==== PROVIDED RECORDS
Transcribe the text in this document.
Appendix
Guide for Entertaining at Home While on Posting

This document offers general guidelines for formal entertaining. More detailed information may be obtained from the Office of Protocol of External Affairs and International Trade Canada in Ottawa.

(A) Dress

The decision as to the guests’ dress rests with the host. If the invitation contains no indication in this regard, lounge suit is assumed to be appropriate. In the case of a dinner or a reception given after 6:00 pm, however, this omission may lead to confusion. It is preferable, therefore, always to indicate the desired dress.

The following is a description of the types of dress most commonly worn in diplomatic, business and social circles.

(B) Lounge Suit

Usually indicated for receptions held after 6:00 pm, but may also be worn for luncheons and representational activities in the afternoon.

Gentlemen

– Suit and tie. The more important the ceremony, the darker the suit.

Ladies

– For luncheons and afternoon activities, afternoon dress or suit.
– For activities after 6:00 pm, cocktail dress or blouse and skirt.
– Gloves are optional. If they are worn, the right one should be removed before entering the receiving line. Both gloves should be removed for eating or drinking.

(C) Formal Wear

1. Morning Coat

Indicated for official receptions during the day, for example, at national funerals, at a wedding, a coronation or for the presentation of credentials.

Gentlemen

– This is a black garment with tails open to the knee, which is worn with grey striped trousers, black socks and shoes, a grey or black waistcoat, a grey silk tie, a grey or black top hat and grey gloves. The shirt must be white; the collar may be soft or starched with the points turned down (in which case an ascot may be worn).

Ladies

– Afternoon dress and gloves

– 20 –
========
DESCRIPTION OF THE TASK
Set down the entries verbatim, leaving none out.

THE OUTPUT
Transcribe the text in this document.
Appendix
Guide for Entertaining at Home While on Posting

This document offers general guidelines for formal entertaining. More detailed information may be obtained from the Office of Protocol of External Affairs and International Trade Canada in Ottawa.

(A) Dress

The decision as to the guests’ dress rests with the host. If the invitation contains no indication in this regard, lounge suit is assumed to be appropriate. In the case of a dinner or a reception given after 6:00 pm, however, this omission may lead to confusion. It is preferable, therefore, always to indicate the desired dress.

The following is a description of the types of dress most commonly worn in diplomatic, business and social circles.

(B) Lounge Suit

Usually indicated for receptions held after 6:00 pm, but may also be worn for luncheons and representational activities in the afternoon.

Gentlemen

– Suit and tie. The more important the ceremony, the darker the suit.

Ladies

– For luncheons and afternoon activities, afternoon dress or suit.
– For activities after 6:00 pm, cocktail dress or blouse and skirt.
– Gloves are optional. If they are worn, the right one should be removed before entering the receiving line. Both gloves should be removed for eating or drinking.

(C) Formal Wear

1. Morning Coat

Indicated for official receptions during the day, for example, at national funerals, at a wedding, a coronation or for the presentation of credentials.

Gentlemen

– This is a black garment with tails open to the knee, which is worn with grey striped trousers, black socks and shoes, a grey or black waistcoat, a grey silk tie, a grey or black top hat and grey gloves. The shirt must be white; the collar may be soft or starched with the points turned down (in which case an ascot may be worn).

Ladies

– Afternoon dress and gloves

– 20 –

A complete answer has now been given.